Start of Selected extract

Franco-Burgundian conflict of Louis XI

The Battle of Montlhéry was fought between Louis XI and the League of the Public Weal on 16 July 1465 in the vicinity of Longpont-sur-Orge. It had no clear winner and therefore did not decide the war.

==Insurgency of the Vassal countries==
Philip the Good had supported and even hosted Louis XI during his dispute with his father Charles VII. Still, or possibly even because he knew him that well after having lived for four years at his court, Louis XI resented the ambitions of Philip, who relentlessly expanded his duchy and behaved like a king in his own right. Louis XI had already been King of France for four years when Philip the Good, henceforth represented by his son Charles the Bold, Count of Charolais, allied with John II, Duke of Bourbon and Francis II, Duke of Brittany. Together, they assembled an army that was considered strong enough to extort independence from Louis XI.

End of Selected extract

_Instructions for the task:_
Transcribe the stretch of the Franco-Burgundian conflict passage from "The Battle of" through "decide the war.".

Start of Provided data

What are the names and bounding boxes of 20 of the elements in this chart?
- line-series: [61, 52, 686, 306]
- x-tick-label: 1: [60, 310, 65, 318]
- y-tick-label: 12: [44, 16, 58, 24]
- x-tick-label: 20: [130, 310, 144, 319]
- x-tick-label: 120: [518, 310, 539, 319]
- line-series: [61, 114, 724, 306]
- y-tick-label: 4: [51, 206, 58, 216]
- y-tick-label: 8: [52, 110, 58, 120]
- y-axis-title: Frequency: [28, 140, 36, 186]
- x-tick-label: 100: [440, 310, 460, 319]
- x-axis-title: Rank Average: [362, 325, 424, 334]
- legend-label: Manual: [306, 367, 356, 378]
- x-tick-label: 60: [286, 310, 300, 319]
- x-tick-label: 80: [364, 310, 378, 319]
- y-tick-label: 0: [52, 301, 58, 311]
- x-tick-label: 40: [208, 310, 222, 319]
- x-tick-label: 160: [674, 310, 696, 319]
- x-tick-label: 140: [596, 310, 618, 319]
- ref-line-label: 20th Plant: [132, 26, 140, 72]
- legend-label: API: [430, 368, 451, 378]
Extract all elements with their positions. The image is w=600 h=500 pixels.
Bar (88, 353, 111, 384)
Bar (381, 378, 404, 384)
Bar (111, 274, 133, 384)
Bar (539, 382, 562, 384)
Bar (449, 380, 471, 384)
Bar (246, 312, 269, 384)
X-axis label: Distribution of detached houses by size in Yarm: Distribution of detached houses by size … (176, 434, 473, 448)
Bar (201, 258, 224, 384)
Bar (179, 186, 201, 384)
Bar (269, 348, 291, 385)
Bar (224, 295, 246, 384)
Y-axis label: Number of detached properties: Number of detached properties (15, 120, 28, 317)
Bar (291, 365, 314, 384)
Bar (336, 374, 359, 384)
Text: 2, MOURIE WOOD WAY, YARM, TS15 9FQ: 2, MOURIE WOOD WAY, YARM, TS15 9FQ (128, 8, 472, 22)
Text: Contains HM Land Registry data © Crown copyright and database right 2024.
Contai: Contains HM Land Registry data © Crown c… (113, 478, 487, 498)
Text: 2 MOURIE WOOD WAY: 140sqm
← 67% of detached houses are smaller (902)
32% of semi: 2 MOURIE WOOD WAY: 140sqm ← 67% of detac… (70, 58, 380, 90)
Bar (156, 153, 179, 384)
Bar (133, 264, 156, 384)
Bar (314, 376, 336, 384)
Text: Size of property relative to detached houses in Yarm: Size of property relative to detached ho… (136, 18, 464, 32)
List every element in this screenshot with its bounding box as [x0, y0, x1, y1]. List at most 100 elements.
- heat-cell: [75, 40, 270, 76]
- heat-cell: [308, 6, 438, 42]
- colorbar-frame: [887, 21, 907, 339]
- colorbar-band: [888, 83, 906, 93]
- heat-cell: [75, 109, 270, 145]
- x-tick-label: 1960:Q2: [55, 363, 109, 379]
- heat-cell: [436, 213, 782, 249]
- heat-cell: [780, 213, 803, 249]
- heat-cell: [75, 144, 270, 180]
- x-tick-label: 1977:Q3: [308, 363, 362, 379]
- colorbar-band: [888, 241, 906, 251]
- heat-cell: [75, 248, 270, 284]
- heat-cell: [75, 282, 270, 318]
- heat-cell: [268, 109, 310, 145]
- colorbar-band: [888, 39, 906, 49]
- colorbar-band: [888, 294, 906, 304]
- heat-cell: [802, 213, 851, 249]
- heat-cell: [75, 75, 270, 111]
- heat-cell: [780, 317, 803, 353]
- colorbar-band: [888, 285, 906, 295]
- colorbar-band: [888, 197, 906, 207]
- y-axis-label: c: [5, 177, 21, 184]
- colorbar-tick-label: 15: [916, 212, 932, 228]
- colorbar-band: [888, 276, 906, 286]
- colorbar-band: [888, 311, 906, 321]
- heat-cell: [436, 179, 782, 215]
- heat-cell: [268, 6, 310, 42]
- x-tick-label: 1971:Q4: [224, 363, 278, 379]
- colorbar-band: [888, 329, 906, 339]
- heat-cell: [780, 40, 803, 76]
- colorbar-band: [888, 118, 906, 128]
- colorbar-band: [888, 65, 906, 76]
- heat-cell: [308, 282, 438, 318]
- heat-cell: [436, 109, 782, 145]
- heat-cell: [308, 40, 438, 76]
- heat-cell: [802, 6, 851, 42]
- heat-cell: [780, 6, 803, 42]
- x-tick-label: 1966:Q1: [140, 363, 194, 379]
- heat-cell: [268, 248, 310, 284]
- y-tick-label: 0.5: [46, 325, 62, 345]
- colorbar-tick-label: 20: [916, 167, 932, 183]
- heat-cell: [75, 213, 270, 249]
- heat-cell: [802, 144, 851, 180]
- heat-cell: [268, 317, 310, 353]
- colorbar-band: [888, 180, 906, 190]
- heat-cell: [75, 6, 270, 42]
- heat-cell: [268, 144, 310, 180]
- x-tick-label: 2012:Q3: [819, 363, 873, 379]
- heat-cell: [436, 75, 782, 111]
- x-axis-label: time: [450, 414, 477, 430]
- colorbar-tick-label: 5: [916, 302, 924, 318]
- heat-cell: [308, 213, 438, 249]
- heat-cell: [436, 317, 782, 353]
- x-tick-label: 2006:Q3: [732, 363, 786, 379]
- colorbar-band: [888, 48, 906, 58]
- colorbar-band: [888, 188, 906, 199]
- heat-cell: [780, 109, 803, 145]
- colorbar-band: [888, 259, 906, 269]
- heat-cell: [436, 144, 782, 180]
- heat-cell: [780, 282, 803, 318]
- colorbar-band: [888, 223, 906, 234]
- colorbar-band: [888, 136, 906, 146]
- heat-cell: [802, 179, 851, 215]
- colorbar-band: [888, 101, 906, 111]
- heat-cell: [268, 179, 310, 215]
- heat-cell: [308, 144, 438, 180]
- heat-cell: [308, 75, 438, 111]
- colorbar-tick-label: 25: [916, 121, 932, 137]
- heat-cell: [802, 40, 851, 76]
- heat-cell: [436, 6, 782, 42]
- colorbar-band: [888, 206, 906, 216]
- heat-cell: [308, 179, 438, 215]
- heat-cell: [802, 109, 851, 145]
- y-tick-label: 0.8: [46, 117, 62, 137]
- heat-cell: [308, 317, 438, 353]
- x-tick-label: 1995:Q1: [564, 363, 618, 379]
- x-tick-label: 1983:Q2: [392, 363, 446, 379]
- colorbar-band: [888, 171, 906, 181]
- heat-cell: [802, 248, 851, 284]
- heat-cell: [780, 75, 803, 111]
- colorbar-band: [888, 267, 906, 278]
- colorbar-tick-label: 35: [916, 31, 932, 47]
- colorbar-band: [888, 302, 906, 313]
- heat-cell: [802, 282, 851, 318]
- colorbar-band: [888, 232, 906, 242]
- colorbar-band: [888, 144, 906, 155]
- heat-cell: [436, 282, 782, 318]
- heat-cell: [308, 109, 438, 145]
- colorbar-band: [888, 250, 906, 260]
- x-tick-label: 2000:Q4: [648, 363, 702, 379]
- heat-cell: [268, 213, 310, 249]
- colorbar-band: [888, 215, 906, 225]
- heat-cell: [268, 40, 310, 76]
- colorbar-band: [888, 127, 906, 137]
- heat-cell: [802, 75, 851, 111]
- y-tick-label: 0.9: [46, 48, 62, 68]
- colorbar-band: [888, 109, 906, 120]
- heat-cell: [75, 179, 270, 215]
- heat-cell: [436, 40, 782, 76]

End of Provided data

_Completed exercise:_
The Battle of Montlhéry was fought between Louis XI and the League of the Public Weal on 16 July 1465 in the vicinity of Longpont-sur-Orge. It had no clear winner and therefore did not decide the war.